**STATED GOAL A:** Set down the draft profile word for word from "In the run-up" to "impressive athletic ability.".
**STATED GOAL B:** From the listing, pull out the lines from the line with "coastline [15,131,236,766]" to the line with "map-xlabel: No QC [355,773,397,788]", both included, unchanged and with nothing else.

**QUOTED PASSAGE:**
:::

Draft Profile: Tim Hardaway Jr., Doesn't Mind Shooting

In the run-up to the 2013 NBA Draft on June 27, the BDD staff will be profiling several projected lottery picks and other draft entrants. Next up: Tim Hardaway Jr.

Tim Hardaway Jr., was the second-best player on the second-best team in college basketball last year. (annarbor.com)

Position: Shooting Guard
College: Michigan
Draft Express Prediction: No. 25 in the first round, No. 25 overall to the Los Angeles Clippers

Synopsis: The junior son of NBA player Tim Hardaway was the second-best player on a Michigan team that played in the national championship game, but was overshadowed a bit due to the play of point guard Trey Burke. Hardaway Jr., averaged 14.2 points per game last season, second most on the team, while showing impressive athletic ability.

The issue with Hardaway comes with shot selection. It took the guard 12.2 shots to average his 14 points and he only averaged 5.2 makes per game, for a 42.9 percentage from the floor. Hardaway has improved with his percentage off catch-and-shoot opportunities every year of his college career, but he has regressed in pull-up jumpers and runners around the rim.

(draftexpress.com)
Even if Hardaway Jr., takes a few bad shots a game, his confidence in his shot is always high, something that will be a benefit for him in the NBA. At 6'6" and 199 pounds, Hardaway Jr., is a big two-guard with a 37.5-inch vertical who is athletic enough to make plays around the rim for easy baskets. If Hardaway Jr., can improve his shooting, he has the build and athleticism to succeed as a guard in the NBA.

Quote to Note: "He has the pedigree, the positional size and the basketball instincts to play in the NBA for a long time, even as a solid role player. People in the Michigan basketball program have told me that he already handles himself like a 10-year pro" - Fran Frascilla on Hardaway Jr., being the most underrated player in the draft.

:::

**GIVEN RECORDS:**
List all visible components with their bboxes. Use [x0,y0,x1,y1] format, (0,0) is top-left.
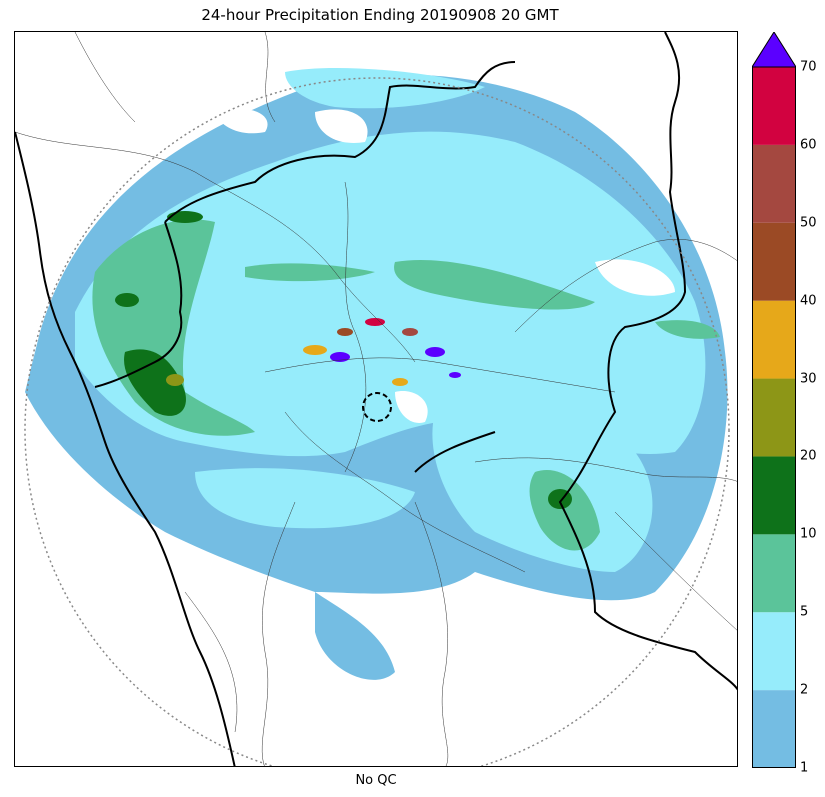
coastline [15,131,236,766]
colorbar-tick-label: 10 [800,526,817,542]
map-svg [15,32,737,766]
map-title: 24-hour Precipitation Ending 20190908 20… [201,6,559,24]
radar-range-ring [24,77,730,766]
colorbar-tick-label: 60 [800,137,817,153]
map-xlabel: No QC [355,773,397,788]
colorbar-bin-10-20 [752,456,796,535]
colorbar [752,32,796,768]
precipitation-map [14,31,738,767]
colorbar-bin-5-10 [752,534,796,613]
colorbar-bin-20-30 [752,378,796,457]
colorbar-tick-label: 5 [800,604,809,620]
precip-convective-cells [303,318,461,386]
colorbar-tick-label: 30 [800,371,817,387]
colorbar-tick-label: 50 [800,215,817,231]
radar-site-marker [362,392,392,422]
colorbar-bin-50-60 [752,144,796,223]
district-boundaries [15,32,737,766]
colorbar-bin-40-50 [752,222,796,301]
colorbar-bin-60-70 [752,67,796,145]
colorbar-tick-label: 2 [800,682,809,698]
colorbar-tick-label: 1 [800,760,809,776]
colorbar-tick-label: 20 [800,448,817,464]
colorbar-bin-30-40 [752,300,796,379]
state-boundaries [94,32,737,691]
colorbar-tick-label: 40 [800,293,817,309]
no-precip-gaps [215,108,675,423]
colorbar-bin-2-5 [752,612,796,691]
colorbar-outline [752,66,796,768]
colorbar-extend-triangle [752,32,796,68]
colorbar-bin-1-2 [752,690,796,768]
colorbar-tick-label: 70 [800,59,817,75]
precip-layer-20-30 [166,374,184,386]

:::

**RESPONSE A:**
In the run-up to the 2013 NBA Draft on June 27, the BDD staff will be profiling several projected lottery picks and other draft entrants. Next up: Tim Hardaway Jr.

Tim Hardaway Jr., was the second-best player on the second-best team in college basketball last year. (annarbor.com)

Position: Shooting Guard
College: Michigan
Draft Express Prediction: No. 25 in the first round, No. 25 overall to the Los Angeles Clippers

Synopsis: The junior son of NBA player Tim Hardaway was the second-best player on a Michigan team that played in the national championship game, but was overshadowed a bit due to the play of point guard Trey Burke. Hardaway Jr., averaged 14.2 points per game last season, second most on the team, while showing impressive athletic ability.

**RESPONSE B:**
coastline [15,131,236,766]
colorbar-tick-label: 10 [800,526,817,542]
map-svg [15,32,737,766]
map-title: 24-hour Precipitation Ending 20190908 20… [201,6,559,24]
radar-range-ring [24,77,730,766]
colorbar-tick-label: 60 [800,137,817,153]
map-xlabel: No QC [355,773,397,788]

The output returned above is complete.